--- start of Data records ---

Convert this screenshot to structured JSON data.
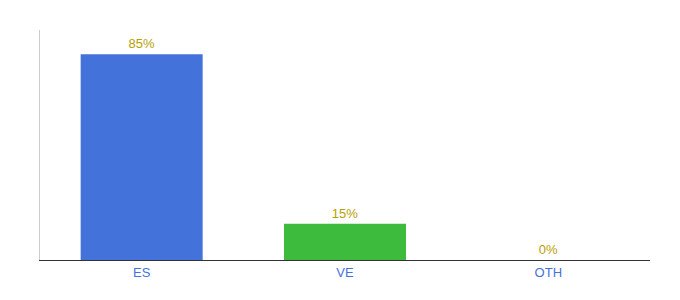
{
  "chart_data": {
    "type": "bar",
    "categories": [
      "ES",
      "VE",
      "OTH"
    ],
    "values": [
      85,
      15,
      0
    ],
    "value_labels": [
      "85%",
      "15%",
      "0%"
    ],
    "colors": [
      "#4472db",
      "#3dbb3d",
      "#cccccc"
    ],
    "ylim": [
      0,
      95
    ],
    "data_labels": true,
    "tick_labels": "x",
    "grid": false
  }
}
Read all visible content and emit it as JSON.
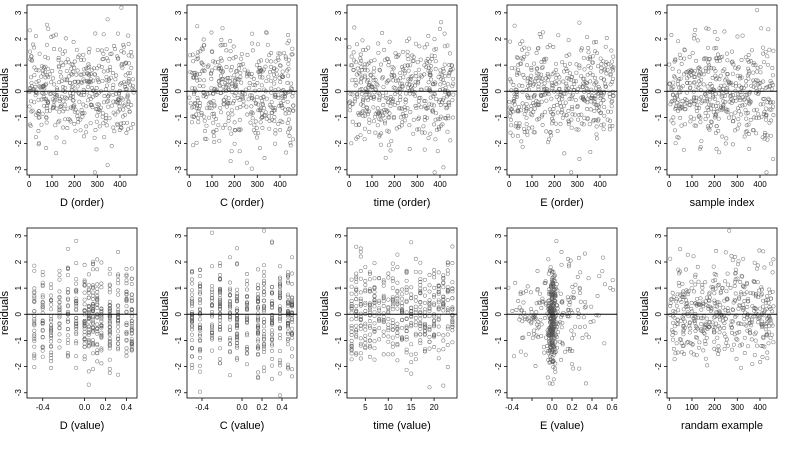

--- end of Data records ---

| Exercise directions |
Pictures in the records above are left out; print everything else exactly as written.

| Answer |
Convert this screenshot to structured JSON data.
{
  "chart_data": {
    "type": "bar",
    "categories": [
      "ES",
      "VE",
      "OTH"
    ],
    "values": [
      85,
      15,
      0
    ],
    "value_labels": [
      "85%",
      "15%",
      "0%"
    ],
    "colors": [
      "#4472db",
      "#3dbb3d",
      "#cccccc"
    ],
    "ylim": [
      0,
      95
    ],
    "data_labels": true,
    "tick_labels": "x",
    "grid": false
  }
}
Read all visible content and emit it as JSON.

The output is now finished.